Goal: Can you transcribe every line exactly and leave the pictures behind?

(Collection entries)
++++++++++++++++++++

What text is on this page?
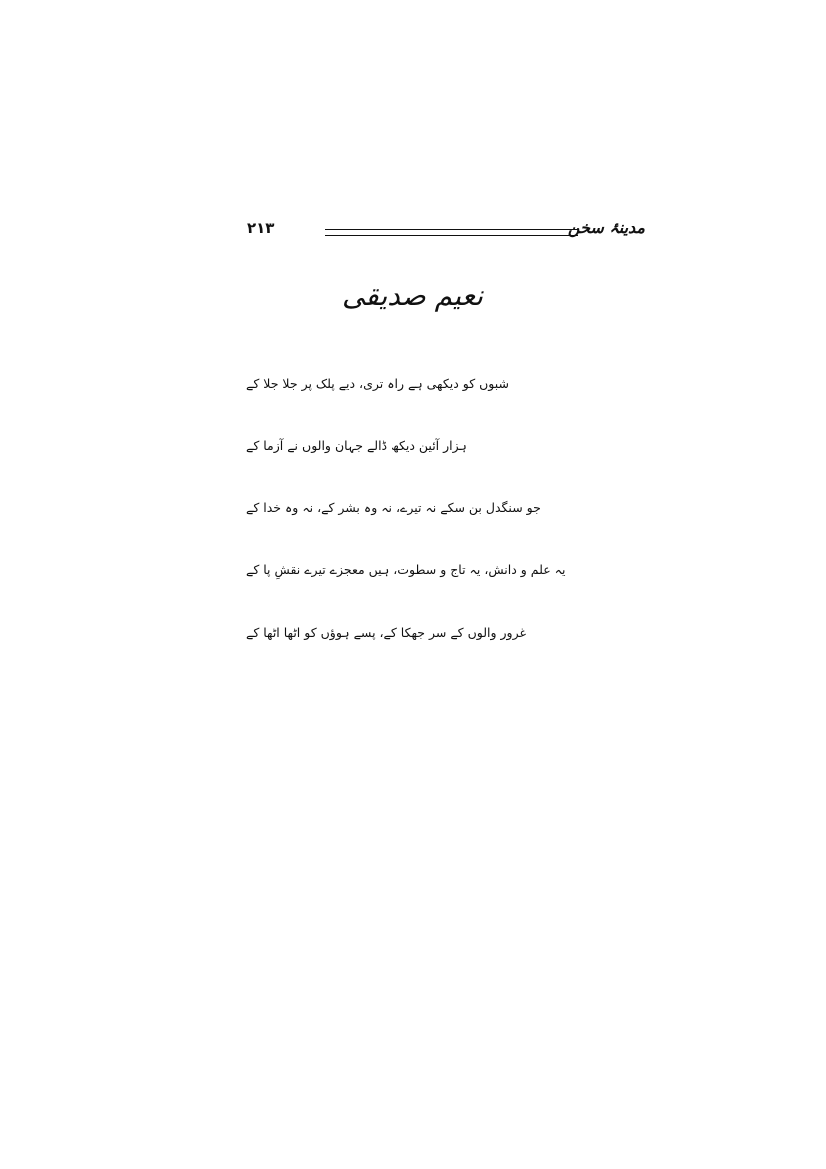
۲۱۳	مدینۂ سخن
نعیم صدیقی
شبوں کو دیکھی ہے راہ تری، دیے پلک پر جلا جلا کے
ہزار آئین دیکھ ڈالے جہان والوں نے آزما کے
جو سنگدل بن سکے نہ تیرے، نہ وہ بشر کے، نہ وہ خدا کے
یہ علم و دانش، یہ تاج و سطوت، ہیں معجزے تیرے نقشِ پا کے
غرور والوں کے سر جھکا کے، پسے ہوؤں کو اٹھا اٹھا کے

++++++++++++++++++++

The answer:
What text is on this page?
۲۱۳	مدینۂ سخن
نعیم صدیقی
شبوں کو دیکھی ہے راہ تری، دیے پلک پر جلا جلا کے
ہزار آئین دیکھ ڈالے جہان والوں نے آزما کے
جو سنگدل بن سکے نہ تیرے، نہ وہ بشر کے، نہ وہ خدا کے
یہ علم و دانش، یہ تاج و سطوت، ہیں معجزے تیرے نقشِ پا کے
غرور والوں کے سر جھکا کے، پسے ہوؤں کو اٹھا اٹھا کے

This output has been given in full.